**DIRECTIVE:** All entries below are to be set down again, identical to the source.

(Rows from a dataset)
▬▬▬

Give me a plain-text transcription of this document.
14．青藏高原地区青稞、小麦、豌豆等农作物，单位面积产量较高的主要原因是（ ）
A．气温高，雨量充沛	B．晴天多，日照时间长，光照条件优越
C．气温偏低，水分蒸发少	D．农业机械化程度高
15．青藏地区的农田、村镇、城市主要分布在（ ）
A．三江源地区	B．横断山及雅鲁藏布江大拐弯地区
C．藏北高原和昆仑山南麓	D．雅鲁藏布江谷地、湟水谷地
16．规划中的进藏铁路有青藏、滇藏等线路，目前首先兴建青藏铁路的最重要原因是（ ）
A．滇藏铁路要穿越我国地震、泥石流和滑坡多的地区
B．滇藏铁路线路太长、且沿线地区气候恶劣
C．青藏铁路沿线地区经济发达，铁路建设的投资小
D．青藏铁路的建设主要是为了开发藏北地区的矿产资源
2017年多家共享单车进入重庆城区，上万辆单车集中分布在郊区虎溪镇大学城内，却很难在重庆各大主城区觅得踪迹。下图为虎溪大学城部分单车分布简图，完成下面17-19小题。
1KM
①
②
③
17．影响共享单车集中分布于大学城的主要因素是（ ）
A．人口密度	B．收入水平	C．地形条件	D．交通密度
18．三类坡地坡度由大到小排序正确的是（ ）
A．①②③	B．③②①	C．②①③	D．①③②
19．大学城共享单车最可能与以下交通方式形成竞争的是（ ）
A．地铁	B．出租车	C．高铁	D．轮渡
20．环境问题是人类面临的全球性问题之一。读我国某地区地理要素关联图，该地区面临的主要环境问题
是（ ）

▬▬▬

**EXERCISE RESULT:**
Give me a plain-text transcription of this document.
14．青藏高原地区青稞、小麦、豌豆等农作物，单位面积产量较高的主要原因是（ ）
A．气温高，雨量充沛	B．晴天多，日照时间长，光照条件优越
C．气温偏低，水分蒸发少	D．农业机械化程度高
15．青藏地区的农田、村镇、城市主要分布在（ ）
A．三江源地区	B．横断山及雅鲁藏布江大拐弯地区
C．藏北高原和昆仑山南麓	D．雅鲁藏布江谷地、湟水谷地
16．规划中的进藏铁路有青藏、滇藏等线路，目前首先兴建青藏铁路的最重要原因是（ ）
A．滇藏铁路要穿越我国地震、泥石流和滑坡多的地区
B．滇藏铁路线路太长、且沿线地区气候恶劣
C．青藏铁路沿线地区经济发达，铁路建设的投资小
D．青藏铁路的建设主要是为了开发藏北地区的矿产资源
2017年多家共享单车进入重庆城区，上万辆单车集中分布在郊区虎溪镇大学城内，却很难在重庆各大主城区觅得踪迹。下图为虎溪大学城部分单车分布简图，完成下面17-19小题。
1KM
①
②
③
17．影响共享单车集中分布于大学城的主要因素是（ ）
A．人口密度	B．收入水平	C．地形条件	D．交通密度
18．三类坡地坡度由大到小排序正确的是（ ）
A．①②③	B．③②①	C．②①③	D．①③②
19．大学城共享单车最可能与以下交通方式形成竞争的是（ ）
A．地铁	B．出租车	C．高铁	D．轮渡
20．环境问题是人类面临的全球性问题之一。读我国某地区地理要素关联图，该地区面临的主要环境问题
是（ ）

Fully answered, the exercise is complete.